Set down the whole listing verbatim.

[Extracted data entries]

○ ○ ○

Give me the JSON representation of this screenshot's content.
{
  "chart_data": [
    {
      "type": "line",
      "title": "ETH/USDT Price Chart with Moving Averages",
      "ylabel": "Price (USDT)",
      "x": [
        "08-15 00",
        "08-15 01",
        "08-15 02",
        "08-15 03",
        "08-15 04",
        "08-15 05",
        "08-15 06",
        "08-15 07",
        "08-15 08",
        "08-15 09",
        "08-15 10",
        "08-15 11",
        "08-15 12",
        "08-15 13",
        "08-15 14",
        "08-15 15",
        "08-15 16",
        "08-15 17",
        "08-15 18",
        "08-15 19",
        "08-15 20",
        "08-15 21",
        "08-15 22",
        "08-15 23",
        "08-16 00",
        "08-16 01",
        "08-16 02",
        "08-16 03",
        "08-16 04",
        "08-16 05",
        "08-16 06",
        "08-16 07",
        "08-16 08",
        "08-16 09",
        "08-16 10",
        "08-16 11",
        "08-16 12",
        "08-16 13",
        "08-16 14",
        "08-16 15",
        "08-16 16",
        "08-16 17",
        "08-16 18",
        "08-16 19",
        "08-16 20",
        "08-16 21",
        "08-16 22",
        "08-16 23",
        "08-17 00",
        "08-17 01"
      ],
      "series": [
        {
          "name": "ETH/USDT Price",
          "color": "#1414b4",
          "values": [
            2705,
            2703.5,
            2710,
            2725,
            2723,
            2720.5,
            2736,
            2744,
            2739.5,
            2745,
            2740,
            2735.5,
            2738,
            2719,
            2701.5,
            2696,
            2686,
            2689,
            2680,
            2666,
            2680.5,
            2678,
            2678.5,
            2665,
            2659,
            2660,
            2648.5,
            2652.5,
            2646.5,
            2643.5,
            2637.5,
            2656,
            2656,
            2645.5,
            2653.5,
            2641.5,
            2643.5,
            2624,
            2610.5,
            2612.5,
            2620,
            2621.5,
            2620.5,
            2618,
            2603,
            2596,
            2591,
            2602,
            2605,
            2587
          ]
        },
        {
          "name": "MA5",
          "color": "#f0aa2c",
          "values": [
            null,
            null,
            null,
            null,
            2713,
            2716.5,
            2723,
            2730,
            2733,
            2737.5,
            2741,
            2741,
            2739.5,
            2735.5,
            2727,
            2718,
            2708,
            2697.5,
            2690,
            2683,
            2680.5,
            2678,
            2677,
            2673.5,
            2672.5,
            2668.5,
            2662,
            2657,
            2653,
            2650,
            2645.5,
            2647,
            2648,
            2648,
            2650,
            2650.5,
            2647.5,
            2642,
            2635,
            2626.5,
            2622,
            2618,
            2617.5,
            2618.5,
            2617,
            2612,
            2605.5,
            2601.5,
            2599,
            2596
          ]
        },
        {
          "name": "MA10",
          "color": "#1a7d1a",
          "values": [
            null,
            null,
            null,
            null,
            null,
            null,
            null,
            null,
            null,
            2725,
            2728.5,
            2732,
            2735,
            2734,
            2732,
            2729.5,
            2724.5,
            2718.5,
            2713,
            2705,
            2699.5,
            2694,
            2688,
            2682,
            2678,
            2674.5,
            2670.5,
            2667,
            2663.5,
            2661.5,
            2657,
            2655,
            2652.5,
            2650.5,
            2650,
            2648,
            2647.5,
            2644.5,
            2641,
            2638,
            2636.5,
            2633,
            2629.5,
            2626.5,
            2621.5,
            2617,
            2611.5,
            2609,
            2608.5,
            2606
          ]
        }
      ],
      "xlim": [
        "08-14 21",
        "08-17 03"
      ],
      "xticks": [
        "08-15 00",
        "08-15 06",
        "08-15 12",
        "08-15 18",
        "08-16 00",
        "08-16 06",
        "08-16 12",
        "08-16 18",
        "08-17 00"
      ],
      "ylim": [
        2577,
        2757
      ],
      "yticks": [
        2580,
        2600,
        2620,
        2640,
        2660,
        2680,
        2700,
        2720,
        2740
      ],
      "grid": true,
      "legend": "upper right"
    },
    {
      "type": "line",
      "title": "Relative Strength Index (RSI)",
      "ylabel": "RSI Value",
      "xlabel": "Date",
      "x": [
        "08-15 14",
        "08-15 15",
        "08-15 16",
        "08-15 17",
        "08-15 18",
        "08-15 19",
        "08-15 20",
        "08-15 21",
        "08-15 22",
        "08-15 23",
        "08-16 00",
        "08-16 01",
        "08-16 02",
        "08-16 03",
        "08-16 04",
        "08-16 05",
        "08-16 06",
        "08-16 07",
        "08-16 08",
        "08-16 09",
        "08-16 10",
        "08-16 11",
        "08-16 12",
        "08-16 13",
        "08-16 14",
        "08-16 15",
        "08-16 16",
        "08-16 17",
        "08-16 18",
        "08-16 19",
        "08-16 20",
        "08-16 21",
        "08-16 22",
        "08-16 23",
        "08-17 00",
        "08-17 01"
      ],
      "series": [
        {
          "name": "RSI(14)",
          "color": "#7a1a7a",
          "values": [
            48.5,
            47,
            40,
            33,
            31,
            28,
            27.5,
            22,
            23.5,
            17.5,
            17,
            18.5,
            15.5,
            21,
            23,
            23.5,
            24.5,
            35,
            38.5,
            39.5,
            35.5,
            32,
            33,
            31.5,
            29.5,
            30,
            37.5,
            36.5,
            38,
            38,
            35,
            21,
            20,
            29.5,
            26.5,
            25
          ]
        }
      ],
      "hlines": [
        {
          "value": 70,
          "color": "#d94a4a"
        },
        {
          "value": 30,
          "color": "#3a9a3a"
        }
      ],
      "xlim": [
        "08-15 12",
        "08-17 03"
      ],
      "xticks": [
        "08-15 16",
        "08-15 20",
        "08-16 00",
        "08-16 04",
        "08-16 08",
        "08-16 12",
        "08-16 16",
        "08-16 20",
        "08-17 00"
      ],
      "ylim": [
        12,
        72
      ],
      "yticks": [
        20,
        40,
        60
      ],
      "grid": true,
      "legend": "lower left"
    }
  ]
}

○ ○ ○

Finished exercise:
Give me the JSON representation of this screenshot's content.
{
  "chart_data": [
    {
      "type": "line",
      "title": "ETH/USDT Price Chart with Moving Averages",
      "ylabel": "Price (USDT)",
      "x": [
        "08-15 00",
        "08-15 01",
        "08-15 02",
        "08-15 03",
        "08-15 04",
        "08-15 05",
        "08-15 06",
        "08-15 07",
        "08-15 08",
        "08-15 09",
        "08-15 10",
        "08-15 11",
        "08-15 12",
        "08-15 13",
        "08-15 14",
        "08-15 15",
        "08-15 16",
        "08-15 17",
        "08-15 18",
        "08-15 19",
        "08-15 20",
        "08-15 21",
        "08-15 22",
        "08-15 23",
        "08-16 00",
        "08-16 01",
        "08-16 02",
        "08-16 03",
        "08-16 04",
        "08-16 05",
        "08-16 06",
        "08-16 07",
        "08-16 08",
        "08-16 09",
        "08-16 10",
        "08-16 11",
        "08-16 12",
        "08-16 13",
        "08-16 14",
        "08-16 15",
        "08-16 16",
        "08-16 17",
        "08-16 18",
        "08-16 19",
        "08-16 20",
        "08-16 21",
        "08-16 22",
        "08-16 23",
        "08-17 00",
        "08-17 01"
      ],
      "series": [
        {
          "name": "ETH/USDT Price",
          "color": "#1414b4",
          "values": [
            2705,
            2703.5,
            2710,
            2725,
            2723,
            2720.5,
            2736,
            2744,
            2739.5,
            2745,
            2740,
            2735.5,
            2738,
            2719,
            2701.5,
            2696,
            2686,
            2689,
            2680,
            2666,
            2680.5,
            2678,
            2678.5,
            2665,
            2659,
            2660,
            2648.5,
            2652.5,
            2646.5,
            2643.5,
            2637.5,
            2656,
            2656,
            2645.5,
            2653.5,
            2641.5,
            2643.5,
            2624,
            2610.5,
            2612.5,
            2620,
            2621.5,
            2620.5,
            2618,
            2603,
            2596,
            2591,
            2602,
            2605,
            2587
          ]
        },
        {
          "name": "MA5",
          "color": "#f0aa2c",
          "values": [
            null,
            null,
            null,
            null,
            2713,
            2716.5,
            2723,
            2730,
            2733,
            2737.5,
            2741,
            2741,
            2739.5,
            2735.5,
            2727,
            2718,
            2708,
            2697.5,
            2690,
            2683,
            2680.5,
            2678,
            2677,
            2673.5,
            2672.5,
            2668.5,
            2662,
            2657,
            2653,
            2650,
            2645.5,
            2647,
            2648,
            2648,
            2650,
            2650.5,
            2647.5,
            2642,
            2635,
            2626.5,
            2622,
            2618,
            2617.5,
            2618.5,
            2617,
            2612,
            2605.5,
            2601.5,
            2599,
            2596
          ]
        },
        {
          "name": "MA10",
          "color": "#1a7d1a",
          "values": [
            null,
            null,
            null,
            null,
            null,
            null,
            null,
            null,
            null,
            2725,
            2728.5,
            2732,
            2735,
            2734,
            2732,
            2729.5,
            2724.5,
            2718.5,
            2713,
            2705,
            2699.5,
            2694,
            2688,
            2682,
            2678,
            2674.5,
            2670.5,
            2667,
            2663.5,
            2661.5,
            2657,
            2655,
            2652.5,
            2650.5,
            2650,
            2648,
            2647.5,
            2644.5,
            2641,
            2638,
            2636.5,
            2633,
            2629.5,
            2626.5,
            2621.5,
            2617,
            2611.5,
            2609,
            2608.5,
            2606
          ]
        }
      ],
      "xlim": [
        "08-14 21",
        "08-17 03"
      ],
      "xticks": [
        "08-15 00",
        "08-15 06",
        "08-15 12",
        "08-15 18",
        "08-16 00",
        "08-16 06",
        "08-16 12",
        "08-16 18",
        "08-17 00"
      ],
      "ylim": [
        2577,
        2757
      ],
      "yticks": [
        2580,
        2600,
        2620,
        2640,
        2660,
        2680,
        2700,
        2720,
        2740
      ],
      "grid": true,
      "legend": "upper right"
    },
    {
      "type": "line",
      "title": "Relative Strength Index (RSI)",
      "ylabel": "RSI Value",
      "xlabel": "Date",
      "x": [
        "08-15 14",
        "08-15 15",
        "08-15 16",
        "08-15 17",
        "08-15 18",
        "08-15 19",
        "08-15 20",
        "08-15 21",
        "08-15 22",
        "08-15 23",
        "08-16 00",
        "08-16 01",
        "08-16 02",
        "08-16 03",
        "08-16 04",
        "08-16 05",
        "08-16 06",
        "08-16 07",
        "08-16 08",
        "08-16 09",
        "08-16 10",
        "08-16 11",
        "08-16 12",
        "08-16 13",
        "08-16 14",
        "08-16 15",
        "08-16 16",
        "08-16 17",
        "08-16 18",
        "08-16 19",
        "08-16 20",
        "08-16 21",
        "08-16 22",
        "08-16 23",
        "08-17 00",
        "08-17 01"
      ],
      "series": [
        {
          "name": "RSI(14)",
          "color": "#7a1a7a",
          "values": [
            48.5,
            47,
            40,
            33,
            31,
            28,
            27.5,
            22,
            23.5,
            17.5,
            17,
            18.5,
            15.5,
            21,
            23,
            23.5,
            24.5,
            35,
            38.5,
            39.5,
            35.5,
            32,
            33,
            31.5,
            29.5,
            30,
            37.5,
            36.5,
            38,
            38,
            35,
            21,
            20,
            29.5,
            26.5,
            25
          ]
        }
      ],
      "hlines": [
        {
          "value": 70,
          "color": "#d94a4a"
        },
        {
          "value": 30,
          "color": "#3a9a3a"
        }
      ],
      "xlim": [
        "08-15 12",
        "08-17 03"
      ],
      "xticks": [
        "08-15 16",
        "08-15 20",
        "08-16 00",
        "08-16 04",
        "08-16 08",
        "08-16 12",
        "08-16 16",
        "08-16 20",
        "08-17 00"
      ],
      "ylim": [
        12,
        72
      ],
      "yticks": [
        20,
        40,
        60
      ],
      "grid": true,
      "legend": "lower left"
    }
  ]
}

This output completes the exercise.